Затем Кинский уверял, что выходом из тупика может стать лишь примирение интересов первой и второй семьи Петра посредством… брака великого князя с одной из цесаревен. Отец невесты как глава церкви может, полагал дипломат, разрешить этот брак, вполне допустимый по тогдашним европейским династическим нравам18. Возьмем на заметку это немыслимое с точки зрения церкви предложение о браке тетки и племянника — оно еще всплывет позже.
О том же династическом сюжете, волновавшем Петра, Кампредону говорил П. П. Шафиров: «Император (австрийский. — Е. Α.), некоторые другие державы и даже кое-кто из наших хлопочут о назначении наследником внука царя, чего сам царь, сколько я могу судить, не желает. Отец этого принца покушался на жизнь и престол Е.ц.в., бо́льшая часть нынешних министров и вельмож участвовала в приговоре (по делу царевича Алексея в 1718 году. — Е. Α.). К тому же весьма естественно отдавать преимущество собственным детям, и, между нами, мне кажется, что царь предназначает престол своей старшей дочери».
Это первое упоминание цесаревны Анны Петровны как наиболее реальной преемницы Петра на престоле. Потом ее кандидатура довольно часто будет встречаться в донесениях иностранных дипломатов. (Отметим попутно, что издание в 1722 году «Устава о наследии престола» вовсе не противоречило варианту с назначением наследницей жены или старшей дочери.) О том, что «молодой великий князь будет обойден в пользу старшей дочери царя», цесаревны Анны, писал своему королю 1 января 1723 года прусский посланник А. фон Мардефельд, да в этом никто тогда и не сомневался19.

**ЗАДАНИЕ A:** Переведите на английский язык следующее предложение из отрывка: «Это первое упоминание цесаревны Анны Петровны как наиболее реальной преемницы Петра на престоле.»
**ЗАДАНИЕ B:**
Ответьте на вопросы по отрывку:
(i) Кто, по мнению Кинского, мог разрешить брак как глава церкви?
(ii) Кому П. П. Шафиров говорил о династическом сюжете?
(iii) Какого числа прусский посланник А. фон Мардефельд писал своему королю?

**МАТЕРИАЛ:**
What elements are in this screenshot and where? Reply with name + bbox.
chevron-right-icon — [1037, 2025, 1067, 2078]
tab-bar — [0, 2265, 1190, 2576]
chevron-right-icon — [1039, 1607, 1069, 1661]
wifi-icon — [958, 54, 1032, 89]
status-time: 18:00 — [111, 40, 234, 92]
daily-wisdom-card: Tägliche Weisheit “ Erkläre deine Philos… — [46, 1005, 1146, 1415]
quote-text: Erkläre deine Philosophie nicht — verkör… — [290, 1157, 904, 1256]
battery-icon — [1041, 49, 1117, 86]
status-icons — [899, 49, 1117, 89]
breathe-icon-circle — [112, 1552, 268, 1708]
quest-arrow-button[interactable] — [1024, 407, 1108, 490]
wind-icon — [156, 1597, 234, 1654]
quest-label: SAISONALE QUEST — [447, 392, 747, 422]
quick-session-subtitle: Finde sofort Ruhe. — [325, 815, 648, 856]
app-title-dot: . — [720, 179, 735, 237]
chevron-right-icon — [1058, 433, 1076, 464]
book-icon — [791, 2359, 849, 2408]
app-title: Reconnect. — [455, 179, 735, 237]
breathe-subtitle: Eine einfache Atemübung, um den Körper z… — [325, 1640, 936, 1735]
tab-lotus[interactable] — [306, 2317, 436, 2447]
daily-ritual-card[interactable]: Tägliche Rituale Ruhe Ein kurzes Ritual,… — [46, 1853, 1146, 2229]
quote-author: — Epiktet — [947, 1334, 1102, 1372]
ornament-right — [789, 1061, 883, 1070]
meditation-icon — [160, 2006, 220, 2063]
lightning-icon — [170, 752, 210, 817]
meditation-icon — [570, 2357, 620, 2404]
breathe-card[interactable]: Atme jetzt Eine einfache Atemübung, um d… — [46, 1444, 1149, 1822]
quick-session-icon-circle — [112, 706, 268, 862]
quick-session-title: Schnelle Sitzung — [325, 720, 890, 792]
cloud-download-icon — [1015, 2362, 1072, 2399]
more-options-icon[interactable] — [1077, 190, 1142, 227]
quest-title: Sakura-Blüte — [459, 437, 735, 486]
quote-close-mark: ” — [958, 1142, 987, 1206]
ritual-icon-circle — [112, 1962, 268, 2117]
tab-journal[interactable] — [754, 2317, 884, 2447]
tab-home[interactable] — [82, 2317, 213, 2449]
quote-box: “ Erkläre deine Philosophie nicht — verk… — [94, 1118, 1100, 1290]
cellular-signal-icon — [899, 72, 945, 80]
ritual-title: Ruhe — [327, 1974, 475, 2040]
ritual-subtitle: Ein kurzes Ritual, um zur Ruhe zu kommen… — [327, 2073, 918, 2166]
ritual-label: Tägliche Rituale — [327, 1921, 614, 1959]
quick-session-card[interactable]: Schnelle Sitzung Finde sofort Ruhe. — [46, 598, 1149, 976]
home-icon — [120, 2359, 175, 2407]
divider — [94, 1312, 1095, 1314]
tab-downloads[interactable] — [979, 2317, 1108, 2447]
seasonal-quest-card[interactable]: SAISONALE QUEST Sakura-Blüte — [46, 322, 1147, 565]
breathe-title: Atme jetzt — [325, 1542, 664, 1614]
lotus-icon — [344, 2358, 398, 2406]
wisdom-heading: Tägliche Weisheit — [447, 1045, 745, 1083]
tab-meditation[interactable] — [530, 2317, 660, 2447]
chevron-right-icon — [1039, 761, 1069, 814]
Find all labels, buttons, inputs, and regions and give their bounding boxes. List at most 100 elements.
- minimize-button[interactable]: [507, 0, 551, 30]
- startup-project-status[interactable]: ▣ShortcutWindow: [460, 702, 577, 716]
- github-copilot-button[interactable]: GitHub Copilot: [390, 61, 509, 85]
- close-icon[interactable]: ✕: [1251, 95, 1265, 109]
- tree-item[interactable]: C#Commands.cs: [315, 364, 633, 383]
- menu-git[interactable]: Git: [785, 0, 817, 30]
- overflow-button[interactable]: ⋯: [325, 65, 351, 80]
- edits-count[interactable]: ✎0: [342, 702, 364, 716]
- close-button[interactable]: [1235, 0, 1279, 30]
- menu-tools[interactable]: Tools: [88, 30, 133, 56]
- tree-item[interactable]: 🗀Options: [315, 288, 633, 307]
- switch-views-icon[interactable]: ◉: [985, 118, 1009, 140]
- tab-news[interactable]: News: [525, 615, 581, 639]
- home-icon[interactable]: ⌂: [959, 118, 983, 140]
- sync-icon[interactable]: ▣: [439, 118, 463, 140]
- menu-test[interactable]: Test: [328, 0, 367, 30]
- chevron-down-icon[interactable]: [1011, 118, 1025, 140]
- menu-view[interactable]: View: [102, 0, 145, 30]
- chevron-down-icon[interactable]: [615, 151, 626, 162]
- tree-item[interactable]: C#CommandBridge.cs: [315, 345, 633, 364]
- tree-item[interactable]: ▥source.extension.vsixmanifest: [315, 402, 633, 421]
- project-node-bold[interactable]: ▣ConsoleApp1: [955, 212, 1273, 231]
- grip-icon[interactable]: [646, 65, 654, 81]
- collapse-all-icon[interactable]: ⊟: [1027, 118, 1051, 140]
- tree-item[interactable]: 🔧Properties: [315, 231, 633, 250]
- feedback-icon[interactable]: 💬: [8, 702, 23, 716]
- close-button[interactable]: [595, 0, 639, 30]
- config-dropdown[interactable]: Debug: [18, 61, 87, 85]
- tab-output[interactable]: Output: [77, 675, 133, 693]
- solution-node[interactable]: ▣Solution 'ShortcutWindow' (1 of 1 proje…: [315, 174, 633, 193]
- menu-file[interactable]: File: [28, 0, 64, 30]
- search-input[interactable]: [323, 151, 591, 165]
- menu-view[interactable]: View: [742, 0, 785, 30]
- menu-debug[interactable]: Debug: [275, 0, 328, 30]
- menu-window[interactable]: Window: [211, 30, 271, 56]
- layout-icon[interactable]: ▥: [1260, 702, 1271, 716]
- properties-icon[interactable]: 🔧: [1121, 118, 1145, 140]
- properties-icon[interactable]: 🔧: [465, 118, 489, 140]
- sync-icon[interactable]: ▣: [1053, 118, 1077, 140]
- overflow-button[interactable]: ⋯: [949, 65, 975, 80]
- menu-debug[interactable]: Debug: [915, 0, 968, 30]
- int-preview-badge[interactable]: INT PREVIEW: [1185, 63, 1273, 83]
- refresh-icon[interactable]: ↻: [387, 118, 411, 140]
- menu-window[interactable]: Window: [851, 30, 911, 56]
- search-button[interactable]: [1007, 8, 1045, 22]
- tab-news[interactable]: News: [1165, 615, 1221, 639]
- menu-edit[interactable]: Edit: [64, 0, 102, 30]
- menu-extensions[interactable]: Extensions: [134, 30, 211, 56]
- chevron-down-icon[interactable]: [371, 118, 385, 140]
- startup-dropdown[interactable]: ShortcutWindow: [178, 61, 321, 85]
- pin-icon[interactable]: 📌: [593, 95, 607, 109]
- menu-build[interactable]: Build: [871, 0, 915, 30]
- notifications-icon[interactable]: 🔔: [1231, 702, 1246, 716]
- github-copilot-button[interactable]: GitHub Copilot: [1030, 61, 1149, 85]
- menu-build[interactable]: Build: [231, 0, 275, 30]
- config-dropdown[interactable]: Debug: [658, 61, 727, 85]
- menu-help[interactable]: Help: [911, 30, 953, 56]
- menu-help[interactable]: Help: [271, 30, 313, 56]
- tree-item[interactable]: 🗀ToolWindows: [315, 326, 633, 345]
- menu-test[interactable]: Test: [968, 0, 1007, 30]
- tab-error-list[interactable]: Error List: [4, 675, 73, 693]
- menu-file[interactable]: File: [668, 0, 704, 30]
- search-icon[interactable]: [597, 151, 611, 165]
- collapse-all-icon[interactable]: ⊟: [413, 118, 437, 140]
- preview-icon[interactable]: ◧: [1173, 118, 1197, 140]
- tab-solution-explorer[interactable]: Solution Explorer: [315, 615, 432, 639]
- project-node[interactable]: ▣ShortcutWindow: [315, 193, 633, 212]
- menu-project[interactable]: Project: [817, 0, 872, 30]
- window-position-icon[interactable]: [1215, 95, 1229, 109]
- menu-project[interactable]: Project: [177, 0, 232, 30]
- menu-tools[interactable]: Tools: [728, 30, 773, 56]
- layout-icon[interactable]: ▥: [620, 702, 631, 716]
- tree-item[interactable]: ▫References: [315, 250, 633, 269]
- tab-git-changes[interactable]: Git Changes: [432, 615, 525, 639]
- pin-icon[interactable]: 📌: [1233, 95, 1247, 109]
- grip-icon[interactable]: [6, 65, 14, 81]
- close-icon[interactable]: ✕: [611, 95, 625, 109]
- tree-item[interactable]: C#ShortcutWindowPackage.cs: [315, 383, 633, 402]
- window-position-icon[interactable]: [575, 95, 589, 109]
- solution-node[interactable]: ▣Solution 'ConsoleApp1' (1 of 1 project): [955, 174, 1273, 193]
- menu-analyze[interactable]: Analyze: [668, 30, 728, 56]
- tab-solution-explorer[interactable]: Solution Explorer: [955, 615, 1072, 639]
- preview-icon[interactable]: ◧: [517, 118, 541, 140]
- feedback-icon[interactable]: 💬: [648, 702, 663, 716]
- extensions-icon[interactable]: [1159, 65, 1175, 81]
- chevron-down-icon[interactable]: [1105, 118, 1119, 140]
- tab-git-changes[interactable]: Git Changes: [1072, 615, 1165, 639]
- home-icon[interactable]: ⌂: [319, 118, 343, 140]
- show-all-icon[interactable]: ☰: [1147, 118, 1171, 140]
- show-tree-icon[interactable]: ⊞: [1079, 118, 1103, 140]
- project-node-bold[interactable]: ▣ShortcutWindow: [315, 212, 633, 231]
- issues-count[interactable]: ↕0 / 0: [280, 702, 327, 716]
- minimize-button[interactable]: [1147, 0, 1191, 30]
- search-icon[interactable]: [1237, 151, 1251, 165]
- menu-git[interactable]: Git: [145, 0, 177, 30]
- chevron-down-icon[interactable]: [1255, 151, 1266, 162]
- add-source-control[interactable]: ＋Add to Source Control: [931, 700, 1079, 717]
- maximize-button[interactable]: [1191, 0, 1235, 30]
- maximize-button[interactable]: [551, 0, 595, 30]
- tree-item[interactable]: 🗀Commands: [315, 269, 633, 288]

**ПОЛНЫЙ ОТВЕТ A:** This is the first mention of Tsarevna Anna Petrovna as the most realistic successor to Peter on the throne.

**ПОЛНЫЙ ОТВЕТ B:**
(i) Отец невесты.
(ii) Кампредону.
(iii) 1 января 1723 года.